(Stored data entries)
==========

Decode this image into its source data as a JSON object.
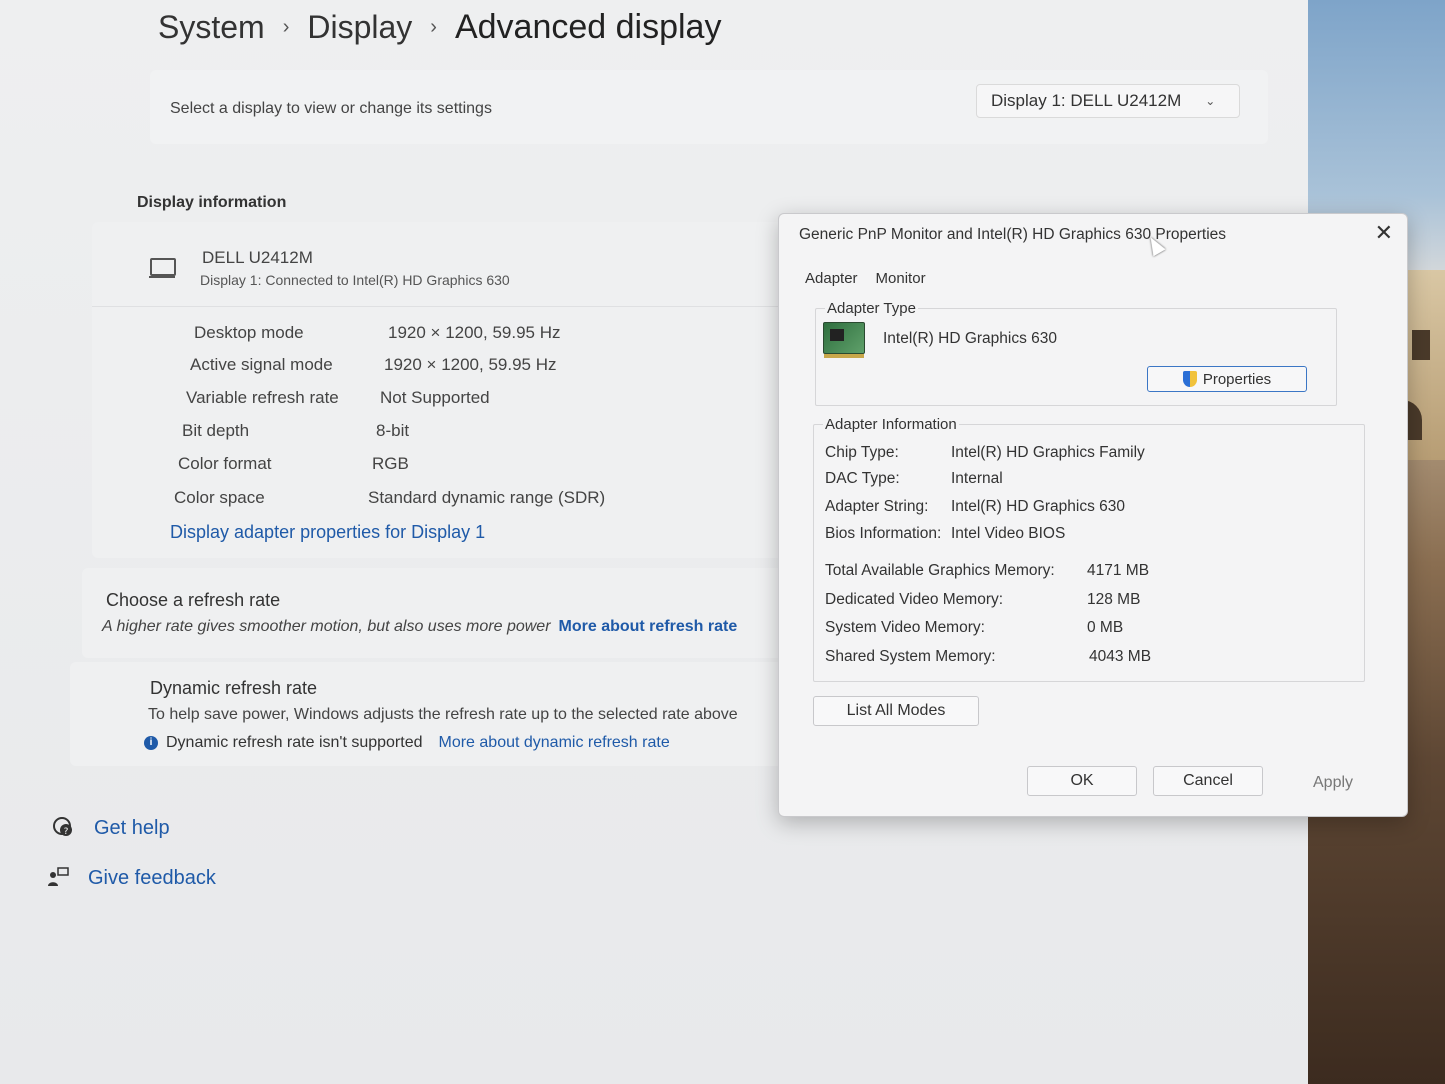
{
  "breadcrumb": {
    "items": [
      "System",
      "Display"
    ],
    "current": "Advanced display",
    "separator": "›"
  },
  "select_bar": {
    "label": "Select a display to view or change its settings",
    "dropdown_value": "Display 1: DELL U2412M"
  },
  "display_info": {
    "section_title": "Display information",
    "monitor_name": "DELL U2412M",
    "monitor_sub": "Display 1: Connected to Intel(R) HD Graphics 630",
    "specs": [
      {
        "key": "Desktop mode",
        "value": "1920 × 1200, 59.95 Hz"
      },
      {
        "key": "Active signal mode",
        "value": "1920 × 1200, 59.95 Hz"
      },
      {
        "key": "Variable refresh rate",
        "value": "Not Supported"
      },
      {
        "key": "Bit depth",
        "value": "8-bit"
      },
      {
        "key": "Color format",
        "value": "RGB"
      },
      {
        "key": "Color space",
        "value": "Standard dynamic range (SDR)"
      }
    ],
    "adapter_link": "Display adapter properties for Display 1"
  },
  "refresh": {
    "title": "Choose a refresh rate",
    "desc": "A higher rate gives smoother motion, but also uses more power",
    "link": "More about refresh rate"
  },
  "dynamic": {
    "title": "Dynamic refresh rate",
    "desc": "To help save power, Windows adjusts the refresh rate up to the selected rate above",
    "note": "Dynamic refresh rate isn't supported",
    "link": "More about dynamic refresh rate"
  },
  "help": {
    "get_help": "Get help",
    "give_feedback": "Give feedback"
  },
  "dialog": {
    "title": "Generic PnP Monitor and Intel(R) HD Graphics 630 Properties",
    "close_glyph": "✕",
    "tabs": [
      "Adapter",
      "Monitor"
    ],
    "adapter_type_label": "Adapter Type",
    "adapter_name": "Intel(R) HD Graphics 630",
    "properties_button": "Properties",
    "adapter_info_label": "Adapter Information",
    "adapter_info": [
      {
        "key": "Chip Type:",
        "value": "Intel(R) HD Graphics Family"
      },
      {
        "key": "DAC Type:",
        "value": "Internal"
      },
      {
        "key": "Adapter String:",
        "value": "Intel(R) HD Graphics 630"
      },
      {
        "key": "Bios Information:",
        "value": "Intel Video BIOS"
      }
    ],
    "memory": [
      {
        "key": "Total Available Graphics Memory:",
        "value": "4171 MB"
      },
      {
        "key": "Dedicated Video Memory:",
        "value": "128 MB"
      },
      {
        "key": "System Video Memory:",
        "value": "0 MB"
      },
      {
        "key": "Shared System Memory:",
        "value": "4043 MB"
      }
    ],
    "list_modes_button": "List All Modes",
    "ok_button": "OK",
    "cancel_button": "Cancel",
    "apply_button": "Apply"
  },
  "colors": {
    "link": "#1f5aa8",
    "button_accent": "#3b76c5"
  },
  "icons": [
    "monitor-icon",
    "chevron-down-icon",
    "info-icon",
    "get-help-icon",
    "feedback-icon",
    "close-icon",
    "graphics-card-icon",
    "uac-shield-icon",
    "mouse-cursor-icon"
  ]
}
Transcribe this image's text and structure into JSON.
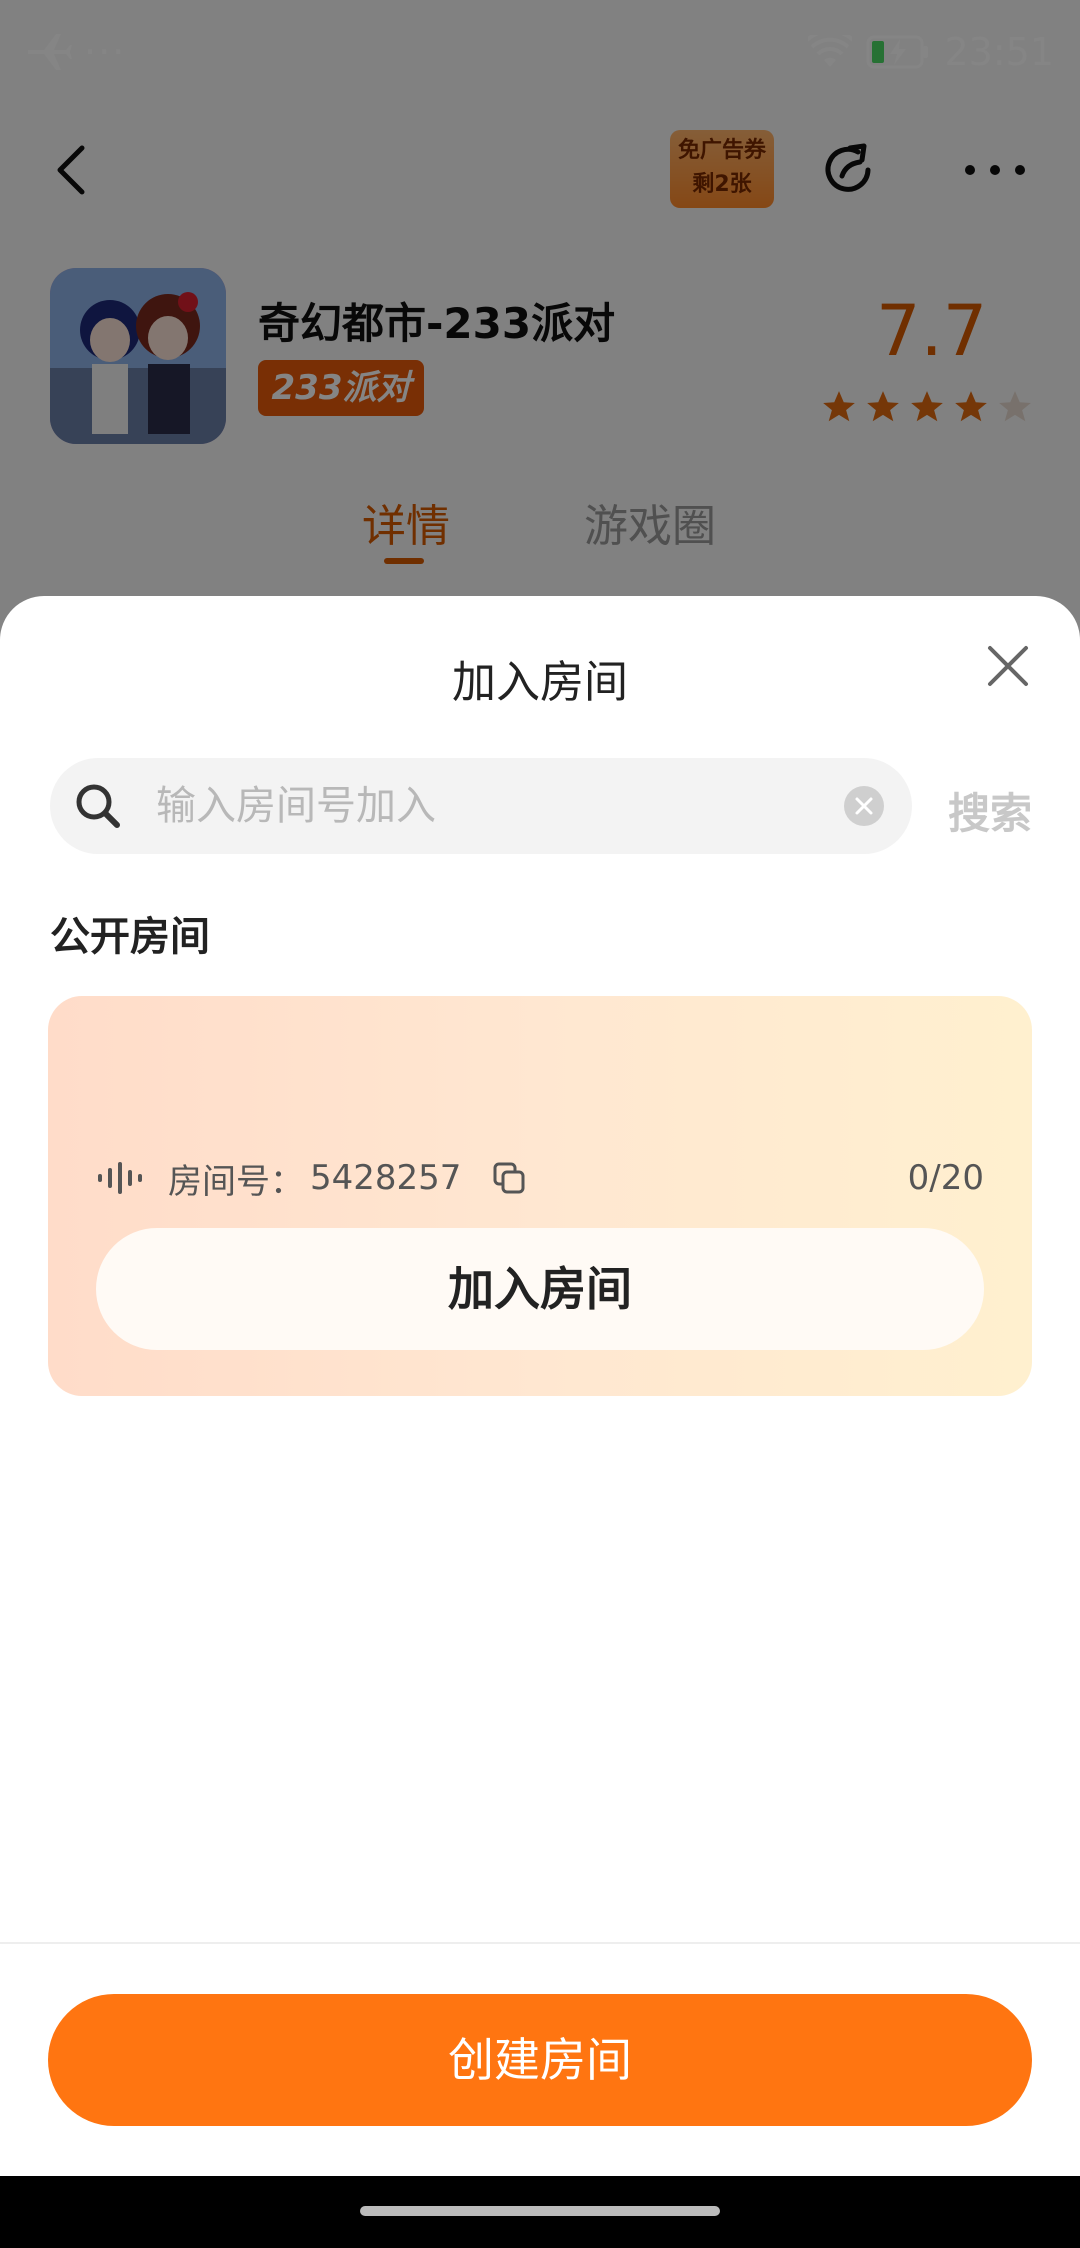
{
  "status_bar": {
    "time": "23:51",
    "left_icons": [
      "airplane-icon",
      "more-dots"
    ],
    "dots": "···",
    "right_icons": [
      "wifi-icon",
      "battery-charging-icon"
    ]
  },
  "app_header": {
    "coupon_line1": "免广告券",
    "coupon_line2": "剩2张"
  },
  "game": {
    "title": "奇幻都市-233派对",
    "tag": "233派对",
    "rating": "7.7",
    "stars_filled": 4,
    "stars_total": 5
  },
  "tabs": [
    {
      "label": "详情",
      "active": true
    },
    {
      "label": "游戏圈",
      "active": false
    }
  ],
  "sheet": {
    "title": "加入房间",
    "search": {
      "placeholder": "输入房间号加入",
      "value": "",
      "button_label": "搜索"
    },
    "section_title": "公开房间",
    "rooms": [
      {
        "label": "房间号：",
        "number": "5428257",
        "count": "0/20",
        "join_label": "加入房间"
      }
    ],
    "create_label": "创建房间"
  },
  "colors": {
    "accent": "#ff7511",
    "rating": "#d65a00",
    "card_gradient_start": "#ffdcc9",
    "card_gradient_end": "#fff0cf"
  }
}
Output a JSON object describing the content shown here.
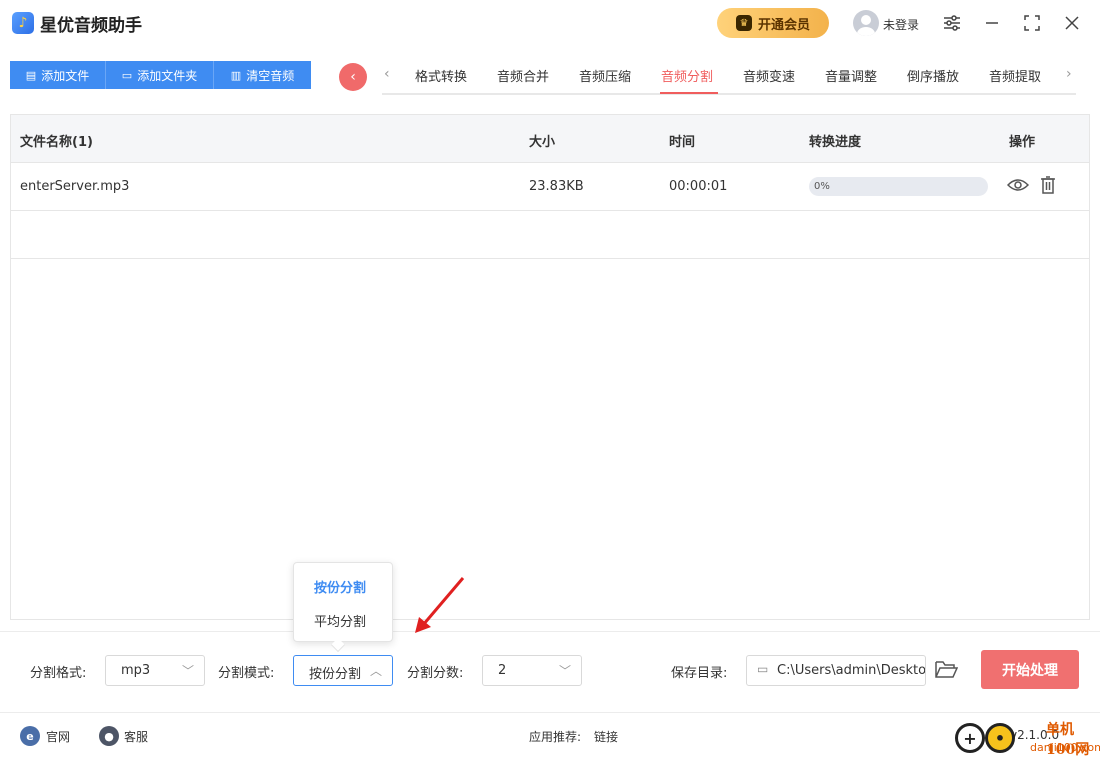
{
  "app": {
    "title": "星优音频助手",
    "vip_label": "开通会员",
    "login_label": "未登录"
  },
  "toolbar": [
    {
      "label": "添加文件",
      "icon": "file-icon"
    },
    {
      "label": "添加文件夹",
      "icon": "folder-icon"
    },
    {
      "label": "清空音频",
      "icon": "trash-icon"
    }
  ],
  "tabs": [
    {
      "label": "格式转换"
    },
    {
      "label": "音频合并"
    },
    {
      "label": "音频压缩"
    },
    {
      "label": "音频分割",
      "active": true
    },
    {
      "label": "音频变速"
    },
    {
      "label": "音量调整"
    },
    {
      "label": "倒序播放"
    },
    {
      "label": "音频提取"
    }
  ],
  "table": {
    "headers": {
      "name": "文件名称(1)",
      "size": "大小",
      "time": "时间",
      "progress": "转换进度",
      "ops": "操作"
    },
    "rows": [
      {
        "name": "enterServer.mp3",
        "size": "23.83KB",
        "time": "00:00:01",
        "progress_text": "0%",
        "progress": 0
      }
    ]
  },
  "settings": {
    "format_label": "分割格式:",
    "format_value": "mp3",
    "mode_label": "分割模式:",
    "mode_value": "按份分割",
    "count_label": "分割分数:",
    "count_value": "2",
    "dir_label": "保存目录:",
    "dir_value": "C:\\Users\\admin\\Deskto",
    "start_label": "开始处理"
  },
  "dropdown": {
    "options": [
      "按份分割",
      "平均分割"
    ],
    "selected": "按份分割"
  },
  "footer": {
    "official": "官网",
    "service": "客服",
    "recommend_label": "应用推荐:",
    "recommend_link": "链接",
    "version": "v2.1.0.0"
  },
  "watermark": {
    "brand": "单机100网",
    "domain": "danji100.com"
  },
  "colors": {
    "accent": "#3f8cf2",
    "danger": "#f06a6a",
    "vip": "#f3b24b"
  }
}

==========

- WRITTEN TASK -
Return each line from the material above exactly, but not the pictures.

- EXERCISE ANSWER -
Decode this image into its source data as a JSON object.
{
  "breadcrumb": {
    "items": [
      "System",
      "Display"
    ],
    "current": "Advanced display",
    "separator": "›"
  },
  "select_bar": {
    "label": "Select a display to view or change its settings",
    "dropdown_value": "Display 1: DELL U2412M"
  },
  "display_info": {
    "section_title": "Display information",
    "monitor_name": "DELL U2412M",
    "monitor_sub": "Display 1: Connected to Intel(R) HD Graphics 630",
    "specs": [
      {
        "key": "Desktop mode",
        "value": "1920 × 1200, 59.95 Hz"
      },
      {
        "key": "Active signal mode",
        "value": "1920 × 1200, 59.95 Hz"
      },
      {
        "key": "Variable refresh rate",
        "value": "Not Supported"
      },
      {
        "key": "Bit depth",
        "value": "8-bit"
      },
      {
        "key": "Color format",
        "value": "RGB"
      },
      {
        "key": "Color space",
        "value": "Standard dynamic range (SDR)"
      }
    ],
    "adapter_link": "Display adapter properties for Display 1"
  },
  "refresh": {
    "title": "Choose a refresh rate",
    "desc": "A higher rate gives smoother motion, but also uses more power",
    "link": "More about refresh rate"
  },
  "dynamic": {
    "title": "Dynamic refresh rate",
    "desc": "To help save power, Windows adjusts the refresh rate up to the selected rate above",
    "note": "Dynamic refresh rate isn't supported",
    "link": "More about dynamic refresh rate"
  },
  "help": {
    "get_help": "Get help",
    "give_feedback": "Give feedback"
  },
  "dialog": {
    "title": "Generic PnP Monitor and Intel(R) HD Graphics 630 Properties",
    "close_glyph": "✕",
    "tabs": [
      "Adapter",
      "Monitor"
    ],
    "adapter_type_label": "Adapter Type",
    "adapter_name": "Intel(R) HD Graphics 630",
    "properties_button": "Properties",
    "adapter_info_label": "Adapter Information",
    "adapter_info": [
      {
        "key": "Chip Type:",
        "value": "Intel(R) HD Graphics Family"
      },
      {
        "key": "DAC Type:",
        "value": "Internal"
      },
      {
        "key": "Adapter String:",
        "value": "Intel(R) HD Graphics 630"
      },
      {
        "key": "Bios Information:",
        "value": "Intel Video BIOS"
      }
    ],
    "memory": [
      {
        "key": "Total Available Graphics Memory:",
        "value": "4171 MB"
      },
      {
        "key": "Dedicated Video Memory:",
        "value": "128 MB"
      },
      {
        "key": "System Video Memory:",
        "value": "0 MB"
      },
      {
        "key": "Shared System Memory:",
        "value": "4043 MB"
      }
    ],
    "list_modes_button": "List All Modes",
    "ok_button": "OK",
    "cancel_button": "Cancel",
    "apply_button": "Apply"
  },
  "colors": {
    "link": "#1f5aa8",
    "button_accent": "#3b76c5"
  },
  "icons": [
    "monitor-icon",
    "chevron-down-icon",
    "info-icon",
    "get-help-icon",
    "feedback-icon",
    "close-icon",
    "graphics-card-icon",
    "uac-shield-icon",
    "mouse-cursor-icon"
  ]
}
Transcribe this image's text and structure into JSON.
{
  "status_bar": {
    "time": "23:51",
    "left_icons": [
      "airplane-icon",
      "more-dots"
    ],
    "dots": "···",
    "right_icons": [
      "wifi-icon",
      "battery-charging-icon"
    ]
  },
  "app_header": {
    "coupon_line1": "免广告券",
    "coupon_line2": "剩2张"
  },
  "game": {
    "title": "奇幻都市-233派对",
    "tag": "233派对",
    "rating": "7.7",
    "stars_filled": 4,
    "stars_total": 5
  },
  "tabs": [
    {
      "label": "详情",
      "active": true
    },
    {
      "label": "游戏圈",
      "active": false
    }
  ],
  "sheet": {
    "title": "加入房间",
    "search": {
      "placeholder": "输入房间号加入",
      "value": "",
      "button_label": "搜索"
    },
    "section_title": "公开房间",
    "rooms": [
      {
        "label": "房间号：",
        "number": "5428257",
        "count": "0/20",
        "join_label": "加入房间"
      }
    ],
    "create_label": "创建房间"
  },
  "colors": {
    "accent": "#ff7511",
    "rating": "#d65a00",
    "card_gradient_start": "#ffdcc9",
    "card_gradient_end": "#fff0cf"
  }
}
Output a JSON object describing the content shown here.
{
  "app": {
    "title": "星优音频助手",
    "vip_label": "开通会员",
    "login_label": "未登录"
  },
  "toolbar": [
    {
      "label": "添加文件",
      "icon": "file-icon"
    },
    {
      "label": "添加文件夹",
      "icon": "folder-icon"
    },
    {
      "label": "清空音频",
      "icon": "trash-icon"
    }
  ],
  "tabs": [
    {
      "label": "格式转换"
    },
    {
      "label": "音频合并"
    },
    {
      "label": "音频压缩"
    },
    {
      "label": "音频分割",
      "active": true
    },
    {
      "label": "音频变速"
    },
    {
      "label": "音量调整"
    },
    {
      "label": "倒序播放"
    },
    {
      "label": "音频提取"
    }
  ],
  "table": {
    "headers": {
      "name": "文件名称(1)",
      "size": "大小",
      "time": "时间",
      "progress": "转换进度",
      "ops": "操作"
    },
    "rows": [
      {
        "name": "enterServer.mp3",
        "size": "23.83KB",
        "time": "00:00:01",
        "progress_text": "0%",
        "progress": 0
      }
    ]
  },
  "settings": {
    "format_label": "分割格式:",
    "format_value": "mp3",
    "mode_label": "分割模式:",
    "mode_value": "按份分割",
    "count_label": "分割分数:",
    "count_value": "2",
    "dir_label": "保存目录:",
    "dir_value": "C:\\Users\\admin\\Deskto",
    "start_label": "开始处理"
  },
  "dropdown": {
    "options": [
      "按份分割",
      "平均分割"
    ],
    "selected": "按份分割"
  },
  "footer": {
    "official": "官网",
    "service": "客服",
    "recommend_label": "应用推荐:",
    "recommend_link": "链接",
    "version": "v2.1.0.0"
  },
  "watermark": {
    "brand": "单机100网",
    "domain": "danji100.com"
  },
  "colors": {
    "accent": "#3f8cf2",
    "danger": "#f06a6a",
    "vip": "#f3b24b"
  }
}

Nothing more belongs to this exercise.